• Direction: State how many lines of the entries below hold the word "also"; reply with nothing but the number.

• Data provided:

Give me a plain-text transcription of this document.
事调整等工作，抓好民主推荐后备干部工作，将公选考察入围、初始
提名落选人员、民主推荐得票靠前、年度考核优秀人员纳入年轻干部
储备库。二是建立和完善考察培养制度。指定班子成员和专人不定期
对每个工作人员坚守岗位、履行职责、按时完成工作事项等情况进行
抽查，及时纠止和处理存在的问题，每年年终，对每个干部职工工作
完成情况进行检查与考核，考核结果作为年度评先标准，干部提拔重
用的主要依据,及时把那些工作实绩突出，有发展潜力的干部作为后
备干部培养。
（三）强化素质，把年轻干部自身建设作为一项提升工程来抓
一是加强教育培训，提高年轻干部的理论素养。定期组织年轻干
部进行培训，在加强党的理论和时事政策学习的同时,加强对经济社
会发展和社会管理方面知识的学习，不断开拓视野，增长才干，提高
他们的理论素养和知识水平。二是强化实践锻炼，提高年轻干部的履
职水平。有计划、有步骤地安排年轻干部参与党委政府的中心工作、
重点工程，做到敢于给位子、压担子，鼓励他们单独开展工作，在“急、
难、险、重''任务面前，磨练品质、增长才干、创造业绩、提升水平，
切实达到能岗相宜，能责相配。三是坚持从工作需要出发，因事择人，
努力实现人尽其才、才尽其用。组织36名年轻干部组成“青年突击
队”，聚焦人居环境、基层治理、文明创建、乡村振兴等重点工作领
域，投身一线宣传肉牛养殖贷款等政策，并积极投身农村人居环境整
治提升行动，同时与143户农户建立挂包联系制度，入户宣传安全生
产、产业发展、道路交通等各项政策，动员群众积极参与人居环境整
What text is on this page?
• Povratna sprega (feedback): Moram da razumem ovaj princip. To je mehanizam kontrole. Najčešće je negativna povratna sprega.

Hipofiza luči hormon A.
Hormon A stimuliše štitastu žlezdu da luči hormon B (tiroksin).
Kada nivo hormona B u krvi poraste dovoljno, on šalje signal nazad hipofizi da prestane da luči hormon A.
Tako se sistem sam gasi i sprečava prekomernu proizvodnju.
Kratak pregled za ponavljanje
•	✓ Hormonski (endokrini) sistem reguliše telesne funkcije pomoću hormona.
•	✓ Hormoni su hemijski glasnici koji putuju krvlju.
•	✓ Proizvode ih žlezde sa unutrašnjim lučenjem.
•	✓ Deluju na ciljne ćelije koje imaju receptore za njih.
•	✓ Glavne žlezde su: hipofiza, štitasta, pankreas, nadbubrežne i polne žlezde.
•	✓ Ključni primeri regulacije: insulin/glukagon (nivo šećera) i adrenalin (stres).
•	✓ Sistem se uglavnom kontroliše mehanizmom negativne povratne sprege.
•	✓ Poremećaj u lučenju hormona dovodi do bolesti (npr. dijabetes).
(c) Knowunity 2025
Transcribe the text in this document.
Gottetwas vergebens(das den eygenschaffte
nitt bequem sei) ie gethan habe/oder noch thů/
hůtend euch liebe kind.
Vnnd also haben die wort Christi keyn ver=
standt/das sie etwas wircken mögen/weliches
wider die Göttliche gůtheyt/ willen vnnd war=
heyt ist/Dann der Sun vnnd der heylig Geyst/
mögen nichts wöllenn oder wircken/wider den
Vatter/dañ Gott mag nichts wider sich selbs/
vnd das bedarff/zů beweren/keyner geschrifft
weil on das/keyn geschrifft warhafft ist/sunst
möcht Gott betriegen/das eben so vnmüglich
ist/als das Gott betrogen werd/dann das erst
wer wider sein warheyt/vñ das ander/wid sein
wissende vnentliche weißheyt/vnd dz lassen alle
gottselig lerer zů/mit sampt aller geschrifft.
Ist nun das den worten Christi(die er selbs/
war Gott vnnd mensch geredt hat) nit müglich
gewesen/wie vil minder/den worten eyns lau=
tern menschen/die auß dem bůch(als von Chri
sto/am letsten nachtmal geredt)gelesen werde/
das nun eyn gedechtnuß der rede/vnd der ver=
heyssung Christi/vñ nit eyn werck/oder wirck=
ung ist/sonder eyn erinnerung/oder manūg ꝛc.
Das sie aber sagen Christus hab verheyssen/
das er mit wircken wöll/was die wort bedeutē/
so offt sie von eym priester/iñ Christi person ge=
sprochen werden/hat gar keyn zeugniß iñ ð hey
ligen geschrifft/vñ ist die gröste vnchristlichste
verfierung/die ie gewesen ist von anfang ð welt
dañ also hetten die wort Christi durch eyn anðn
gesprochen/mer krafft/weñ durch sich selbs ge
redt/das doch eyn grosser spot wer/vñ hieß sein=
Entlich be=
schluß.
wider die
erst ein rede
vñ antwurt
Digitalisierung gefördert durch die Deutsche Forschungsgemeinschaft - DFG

• Final result: 2